TASK:
List each line of the data that holds the string "Output", please.

WORKING DATA:
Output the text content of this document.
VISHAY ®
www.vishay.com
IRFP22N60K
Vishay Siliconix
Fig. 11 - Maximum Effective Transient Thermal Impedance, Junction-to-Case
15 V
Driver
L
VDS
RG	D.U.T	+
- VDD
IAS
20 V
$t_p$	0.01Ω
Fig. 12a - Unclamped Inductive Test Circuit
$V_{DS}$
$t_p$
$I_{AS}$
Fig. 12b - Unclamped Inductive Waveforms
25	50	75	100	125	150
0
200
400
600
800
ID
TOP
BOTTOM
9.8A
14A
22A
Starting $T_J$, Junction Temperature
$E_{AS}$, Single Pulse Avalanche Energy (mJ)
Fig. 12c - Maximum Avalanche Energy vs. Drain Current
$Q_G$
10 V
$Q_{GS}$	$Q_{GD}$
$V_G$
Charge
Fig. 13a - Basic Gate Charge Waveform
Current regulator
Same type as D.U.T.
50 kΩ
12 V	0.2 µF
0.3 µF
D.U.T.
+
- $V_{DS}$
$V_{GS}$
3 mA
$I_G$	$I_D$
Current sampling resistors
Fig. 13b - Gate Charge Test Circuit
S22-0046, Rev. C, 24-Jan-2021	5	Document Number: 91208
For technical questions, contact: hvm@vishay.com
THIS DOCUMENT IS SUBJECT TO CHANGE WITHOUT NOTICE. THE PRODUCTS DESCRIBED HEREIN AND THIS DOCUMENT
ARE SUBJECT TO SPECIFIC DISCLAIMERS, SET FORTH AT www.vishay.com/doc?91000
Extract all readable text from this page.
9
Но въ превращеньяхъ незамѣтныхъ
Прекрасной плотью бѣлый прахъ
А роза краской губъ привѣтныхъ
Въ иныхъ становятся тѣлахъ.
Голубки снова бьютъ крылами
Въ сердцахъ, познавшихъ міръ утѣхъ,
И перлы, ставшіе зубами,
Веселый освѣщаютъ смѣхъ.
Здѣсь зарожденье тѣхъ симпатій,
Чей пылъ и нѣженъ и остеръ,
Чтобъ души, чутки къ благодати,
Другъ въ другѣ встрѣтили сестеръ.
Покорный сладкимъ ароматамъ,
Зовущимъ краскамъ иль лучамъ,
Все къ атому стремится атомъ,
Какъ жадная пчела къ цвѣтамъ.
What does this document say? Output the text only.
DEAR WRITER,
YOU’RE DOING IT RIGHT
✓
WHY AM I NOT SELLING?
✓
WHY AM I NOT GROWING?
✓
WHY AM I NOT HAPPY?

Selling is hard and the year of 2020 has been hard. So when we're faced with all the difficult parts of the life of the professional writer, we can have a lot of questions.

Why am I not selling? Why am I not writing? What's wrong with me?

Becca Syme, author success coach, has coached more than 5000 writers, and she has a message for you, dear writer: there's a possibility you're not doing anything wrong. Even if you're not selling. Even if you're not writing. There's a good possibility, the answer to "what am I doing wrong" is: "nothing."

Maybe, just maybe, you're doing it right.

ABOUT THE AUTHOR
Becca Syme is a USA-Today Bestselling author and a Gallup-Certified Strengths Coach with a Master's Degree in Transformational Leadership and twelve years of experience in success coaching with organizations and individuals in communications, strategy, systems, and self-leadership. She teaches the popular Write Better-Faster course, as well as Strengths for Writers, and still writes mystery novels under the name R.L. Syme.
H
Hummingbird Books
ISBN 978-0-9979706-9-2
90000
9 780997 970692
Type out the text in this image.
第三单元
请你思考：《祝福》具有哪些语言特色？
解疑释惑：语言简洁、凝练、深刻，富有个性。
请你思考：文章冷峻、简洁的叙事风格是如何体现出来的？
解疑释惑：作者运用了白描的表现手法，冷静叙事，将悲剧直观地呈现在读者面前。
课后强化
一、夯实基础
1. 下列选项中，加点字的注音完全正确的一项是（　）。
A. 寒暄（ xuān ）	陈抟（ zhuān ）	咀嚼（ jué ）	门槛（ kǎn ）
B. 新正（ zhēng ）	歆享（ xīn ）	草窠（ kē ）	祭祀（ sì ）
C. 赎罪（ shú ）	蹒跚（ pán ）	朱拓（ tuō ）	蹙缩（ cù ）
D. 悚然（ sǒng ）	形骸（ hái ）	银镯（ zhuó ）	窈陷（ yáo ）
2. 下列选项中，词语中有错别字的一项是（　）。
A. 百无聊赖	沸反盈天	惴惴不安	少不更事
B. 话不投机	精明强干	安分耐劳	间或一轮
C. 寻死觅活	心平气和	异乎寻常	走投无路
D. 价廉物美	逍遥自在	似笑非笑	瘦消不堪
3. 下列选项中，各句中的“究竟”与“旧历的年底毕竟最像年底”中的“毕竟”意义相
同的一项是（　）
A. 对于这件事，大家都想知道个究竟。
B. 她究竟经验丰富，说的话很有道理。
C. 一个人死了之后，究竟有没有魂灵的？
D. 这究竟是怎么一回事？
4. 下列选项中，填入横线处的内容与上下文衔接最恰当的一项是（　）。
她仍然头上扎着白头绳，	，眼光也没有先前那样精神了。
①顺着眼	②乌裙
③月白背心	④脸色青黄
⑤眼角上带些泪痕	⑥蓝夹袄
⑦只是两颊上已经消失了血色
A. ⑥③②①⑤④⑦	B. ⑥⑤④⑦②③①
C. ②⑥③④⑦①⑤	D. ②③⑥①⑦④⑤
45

WRITTEN SOLUTION:
Output the text content of this document.
What does this document say? Output the text only.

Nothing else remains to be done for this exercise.